▸ PROBLEM
Scan the records below. List lines holding "System".

▸ DATASET ENTRIES

— Begin —

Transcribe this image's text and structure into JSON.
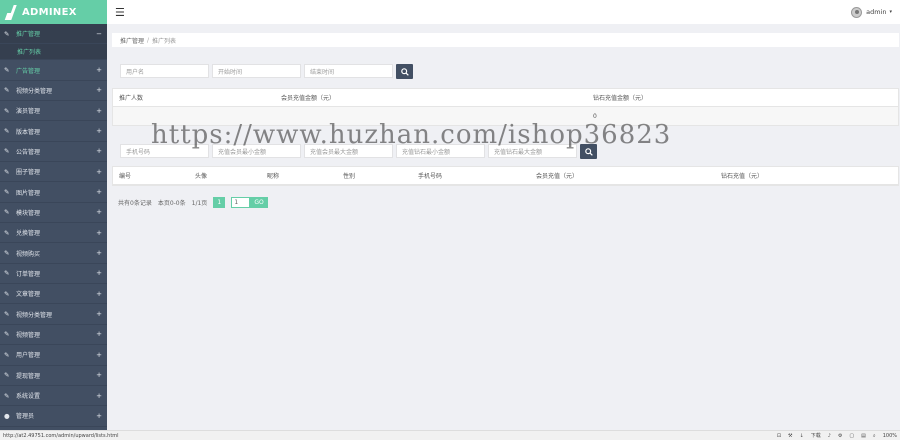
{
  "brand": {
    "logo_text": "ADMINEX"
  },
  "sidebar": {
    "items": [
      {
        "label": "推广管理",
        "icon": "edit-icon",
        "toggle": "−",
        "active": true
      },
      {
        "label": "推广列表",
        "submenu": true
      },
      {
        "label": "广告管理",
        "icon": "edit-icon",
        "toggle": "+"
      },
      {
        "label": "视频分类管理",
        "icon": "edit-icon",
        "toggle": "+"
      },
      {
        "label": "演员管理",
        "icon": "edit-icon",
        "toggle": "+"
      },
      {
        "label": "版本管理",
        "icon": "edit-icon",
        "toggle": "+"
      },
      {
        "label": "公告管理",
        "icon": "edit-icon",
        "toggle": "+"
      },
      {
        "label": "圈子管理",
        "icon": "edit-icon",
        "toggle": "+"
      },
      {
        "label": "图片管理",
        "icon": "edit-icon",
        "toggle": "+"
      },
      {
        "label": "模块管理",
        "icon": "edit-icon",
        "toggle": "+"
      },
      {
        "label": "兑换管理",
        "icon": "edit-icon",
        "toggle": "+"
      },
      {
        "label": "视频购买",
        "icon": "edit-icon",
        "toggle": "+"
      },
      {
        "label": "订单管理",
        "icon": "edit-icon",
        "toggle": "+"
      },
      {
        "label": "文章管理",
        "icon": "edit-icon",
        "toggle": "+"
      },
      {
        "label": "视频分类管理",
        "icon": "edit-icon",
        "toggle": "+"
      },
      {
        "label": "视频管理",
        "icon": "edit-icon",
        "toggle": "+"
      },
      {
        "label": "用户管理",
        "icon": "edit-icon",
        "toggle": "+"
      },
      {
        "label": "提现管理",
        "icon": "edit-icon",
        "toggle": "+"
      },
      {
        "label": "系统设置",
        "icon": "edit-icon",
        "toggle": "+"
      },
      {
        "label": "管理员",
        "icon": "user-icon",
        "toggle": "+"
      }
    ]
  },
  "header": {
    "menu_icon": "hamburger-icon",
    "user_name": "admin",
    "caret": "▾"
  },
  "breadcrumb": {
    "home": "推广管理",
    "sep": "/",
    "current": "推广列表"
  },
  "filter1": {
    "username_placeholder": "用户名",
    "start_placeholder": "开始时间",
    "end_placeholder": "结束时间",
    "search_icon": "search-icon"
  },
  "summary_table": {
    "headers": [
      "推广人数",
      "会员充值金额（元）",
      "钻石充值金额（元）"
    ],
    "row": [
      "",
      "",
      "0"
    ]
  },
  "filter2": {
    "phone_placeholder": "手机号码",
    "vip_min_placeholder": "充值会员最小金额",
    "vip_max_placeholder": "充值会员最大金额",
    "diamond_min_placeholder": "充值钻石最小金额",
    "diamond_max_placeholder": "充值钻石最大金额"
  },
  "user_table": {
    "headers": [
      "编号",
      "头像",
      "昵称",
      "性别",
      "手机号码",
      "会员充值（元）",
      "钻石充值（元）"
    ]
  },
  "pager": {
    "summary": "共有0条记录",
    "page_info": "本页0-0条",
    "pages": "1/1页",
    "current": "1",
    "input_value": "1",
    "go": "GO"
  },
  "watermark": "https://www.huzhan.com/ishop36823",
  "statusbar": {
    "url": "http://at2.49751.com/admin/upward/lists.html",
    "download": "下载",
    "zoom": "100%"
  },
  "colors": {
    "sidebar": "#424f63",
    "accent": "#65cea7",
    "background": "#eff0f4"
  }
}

— End —
— Begin —

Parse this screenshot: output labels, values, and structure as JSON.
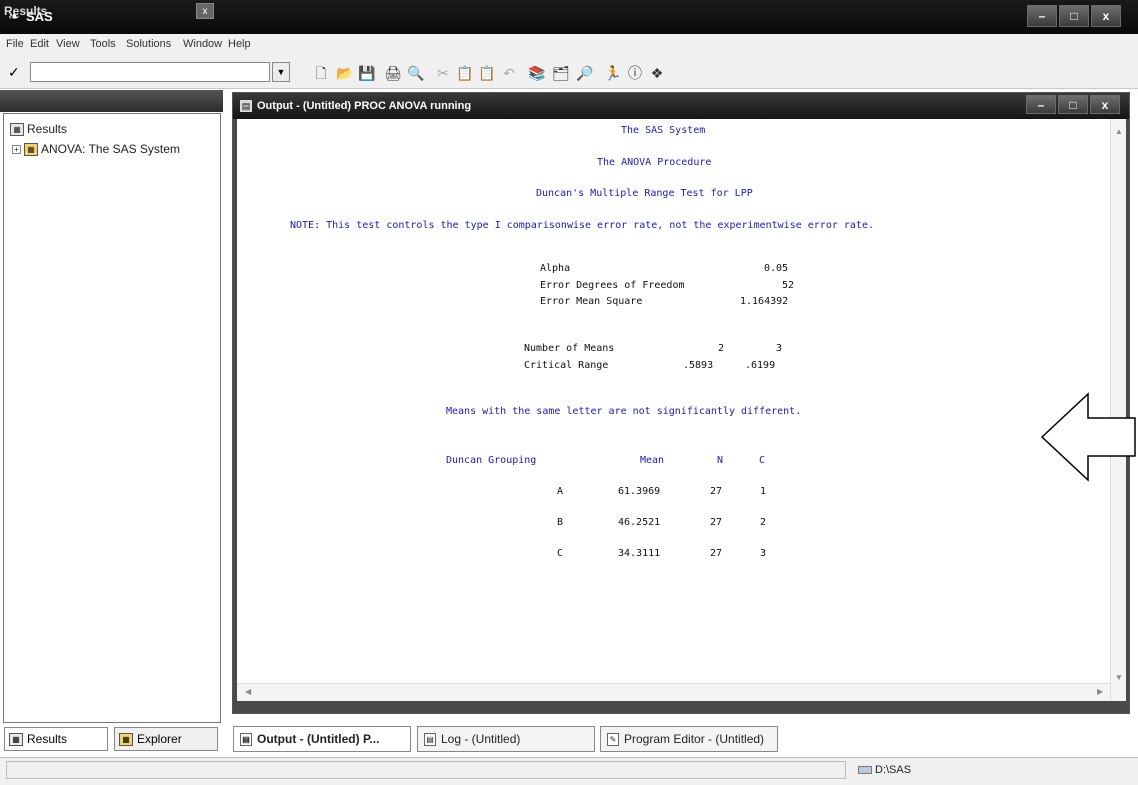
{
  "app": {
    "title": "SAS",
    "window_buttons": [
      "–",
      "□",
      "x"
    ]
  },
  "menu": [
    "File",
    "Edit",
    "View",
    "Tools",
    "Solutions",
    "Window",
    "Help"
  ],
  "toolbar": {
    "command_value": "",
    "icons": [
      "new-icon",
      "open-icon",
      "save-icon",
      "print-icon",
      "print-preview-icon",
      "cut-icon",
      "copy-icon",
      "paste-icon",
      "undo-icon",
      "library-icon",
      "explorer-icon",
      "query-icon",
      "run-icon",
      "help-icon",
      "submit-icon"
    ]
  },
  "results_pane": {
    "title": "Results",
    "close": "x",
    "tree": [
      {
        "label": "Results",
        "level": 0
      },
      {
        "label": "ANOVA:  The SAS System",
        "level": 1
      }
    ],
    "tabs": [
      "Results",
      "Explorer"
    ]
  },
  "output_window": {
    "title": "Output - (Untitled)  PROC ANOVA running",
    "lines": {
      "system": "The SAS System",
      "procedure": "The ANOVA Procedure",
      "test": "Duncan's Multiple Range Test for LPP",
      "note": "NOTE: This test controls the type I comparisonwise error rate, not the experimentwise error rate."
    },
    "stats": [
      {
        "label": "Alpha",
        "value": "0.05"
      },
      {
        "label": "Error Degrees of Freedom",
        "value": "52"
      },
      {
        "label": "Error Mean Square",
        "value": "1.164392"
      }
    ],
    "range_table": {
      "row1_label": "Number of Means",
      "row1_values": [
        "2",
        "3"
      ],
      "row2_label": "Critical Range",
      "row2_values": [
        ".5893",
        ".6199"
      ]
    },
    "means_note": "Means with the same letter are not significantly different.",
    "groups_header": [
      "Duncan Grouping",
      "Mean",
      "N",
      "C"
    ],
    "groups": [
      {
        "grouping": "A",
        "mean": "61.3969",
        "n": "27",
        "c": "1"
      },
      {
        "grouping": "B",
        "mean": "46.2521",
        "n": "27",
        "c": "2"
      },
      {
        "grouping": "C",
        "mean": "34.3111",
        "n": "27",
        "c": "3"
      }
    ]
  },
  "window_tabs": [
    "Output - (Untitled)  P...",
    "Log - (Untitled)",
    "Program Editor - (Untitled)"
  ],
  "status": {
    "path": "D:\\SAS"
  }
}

— End —

▸ EXERCISE RESPONSE
        "label": "ANOVA:  The SAS System",
      "system": "The SAS System",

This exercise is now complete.